PRINCIPIOS IDEOLÓGICOS BÁSICOS

4. “PORQUE LO PÚBLICO ES PÚBLICO” EL VERDADERO SENTIDO DE LA ACCIÓN POLÍTICA Y EL EJERCICIO DEL PODER

El generalizado y recurrente tema de la corrupción, en su esencia no es otra cosa que el uso del Estado, no solo sus recursos, sino sobre todo sus facultades, para ponerlos al servicio de lo privado o grupal. En nuestro país como en muchísimos países del mundo, las decisiones de las instancias superiores del Estado, inclusive de las propias leyes, no están dirigidas al interés de la comunidad, sino por lo regular, al uso de las facultades normativas, reguladoras y coercitivas del Estado y sus Instancias decisorias a favor de intereses parciales, ya de carácter empresarial, gremial, sindical, en oposición a los intereses de la Nación, considerada en su conjunto. Es decir el Estado pasa a estar privatizado v al servicio de fracciones hegemónicas de la población.

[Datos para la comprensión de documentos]
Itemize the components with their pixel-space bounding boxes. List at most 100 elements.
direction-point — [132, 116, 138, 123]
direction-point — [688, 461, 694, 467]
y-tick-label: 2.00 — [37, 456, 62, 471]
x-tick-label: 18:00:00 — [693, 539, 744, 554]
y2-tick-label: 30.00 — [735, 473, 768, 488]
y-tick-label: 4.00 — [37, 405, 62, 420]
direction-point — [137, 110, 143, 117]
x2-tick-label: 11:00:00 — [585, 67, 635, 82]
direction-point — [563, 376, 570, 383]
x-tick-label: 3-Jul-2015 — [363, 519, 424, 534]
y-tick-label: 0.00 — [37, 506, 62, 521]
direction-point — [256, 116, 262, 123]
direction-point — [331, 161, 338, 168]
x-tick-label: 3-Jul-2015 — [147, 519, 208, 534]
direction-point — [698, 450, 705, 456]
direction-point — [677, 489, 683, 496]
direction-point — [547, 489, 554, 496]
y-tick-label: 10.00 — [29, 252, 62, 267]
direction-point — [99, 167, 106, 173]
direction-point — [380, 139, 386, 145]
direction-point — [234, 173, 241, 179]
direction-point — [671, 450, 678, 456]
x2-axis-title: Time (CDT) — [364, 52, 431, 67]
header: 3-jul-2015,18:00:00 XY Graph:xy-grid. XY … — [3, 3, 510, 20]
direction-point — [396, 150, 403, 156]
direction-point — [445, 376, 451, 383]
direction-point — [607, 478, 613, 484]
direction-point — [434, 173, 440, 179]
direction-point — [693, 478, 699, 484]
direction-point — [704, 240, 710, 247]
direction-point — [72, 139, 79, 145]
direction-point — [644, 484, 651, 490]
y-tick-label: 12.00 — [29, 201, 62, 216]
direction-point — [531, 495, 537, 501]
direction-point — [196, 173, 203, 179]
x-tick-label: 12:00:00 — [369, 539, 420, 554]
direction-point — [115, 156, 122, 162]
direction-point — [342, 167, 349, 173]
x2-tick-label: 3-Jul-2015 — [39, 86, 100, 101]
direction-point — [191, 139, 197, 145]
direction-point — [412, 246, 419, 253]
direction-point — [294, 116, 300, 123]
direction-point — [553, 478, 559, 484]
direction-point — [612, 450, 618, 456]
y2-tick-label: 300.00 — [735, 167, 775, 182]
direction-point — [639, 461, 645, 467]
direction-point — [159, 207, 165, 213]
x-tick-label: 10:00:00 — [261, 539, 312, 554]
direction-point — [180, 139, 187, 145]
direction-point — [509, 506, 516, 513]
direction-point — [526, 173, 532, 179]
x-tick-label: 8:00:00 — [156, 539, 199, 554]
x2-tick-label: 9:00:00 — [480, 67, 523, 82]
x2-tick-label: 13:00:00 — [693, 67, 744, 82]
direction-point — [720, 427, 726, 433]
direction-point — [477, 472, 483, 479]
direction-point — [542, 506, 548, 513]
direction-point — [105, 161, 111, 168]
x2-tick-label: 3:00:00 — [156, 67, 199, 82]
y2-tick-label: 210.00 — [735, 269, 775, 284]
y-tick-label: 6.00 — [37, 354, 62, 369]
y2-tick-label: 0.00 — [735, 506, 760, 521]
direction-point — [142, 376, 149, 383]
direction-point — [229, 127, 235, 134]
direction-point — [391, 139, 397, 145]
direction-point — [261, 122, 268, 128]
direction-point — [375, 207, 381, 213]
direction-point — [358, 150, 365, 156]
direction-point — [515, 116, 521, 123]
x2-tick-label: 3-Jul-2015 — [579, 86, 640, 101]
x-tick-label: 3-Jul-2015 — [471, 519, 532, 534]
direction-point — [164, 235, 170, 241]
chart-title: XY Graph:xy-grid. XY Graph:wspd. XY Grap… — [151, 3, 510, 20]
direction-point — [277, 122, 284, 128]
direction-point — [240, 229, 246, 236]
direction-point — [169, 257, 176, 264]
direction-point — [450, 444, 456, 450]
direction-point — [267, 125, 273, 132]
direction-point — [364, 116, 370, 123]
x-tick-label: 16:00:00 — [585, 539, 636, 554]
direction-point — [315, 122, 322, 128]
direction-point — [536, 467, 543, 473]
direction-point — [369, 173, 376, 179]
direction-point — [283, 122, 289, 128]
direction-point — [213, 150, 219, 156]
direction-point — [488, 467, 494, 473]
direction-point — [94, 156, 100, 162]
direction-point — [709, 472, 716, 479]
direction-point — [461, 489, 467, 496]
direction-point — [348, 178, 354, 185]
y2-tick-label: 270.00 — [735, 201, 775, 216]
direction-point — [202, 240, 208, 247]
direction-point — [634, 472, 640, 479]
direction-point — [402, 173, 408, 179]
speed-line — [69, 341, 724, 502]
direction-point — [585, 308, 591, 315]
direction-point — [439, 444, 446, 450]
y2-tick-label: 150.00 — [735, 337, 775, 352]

> TAREA ASIGNADA: Resume en dos oraciones el texto sobre la corrupción y el uso del Estado.

> SOLUCIÓN: La corrupción consiste, en esencia, en poner los recursos y sobre todo las facultades del Estado al servicio de lo privado o grupal. En el país del que se habla, como en muchos otros, las decisiones de las instancias superiores del Estado, incluidas las leyes, suelen favorecer intereses parciales de carácter empresarial, gremial o sindical frente a los de la Nación, de modo que el Estado queda privatizado al servicio de fracciones hegemónicas de la población.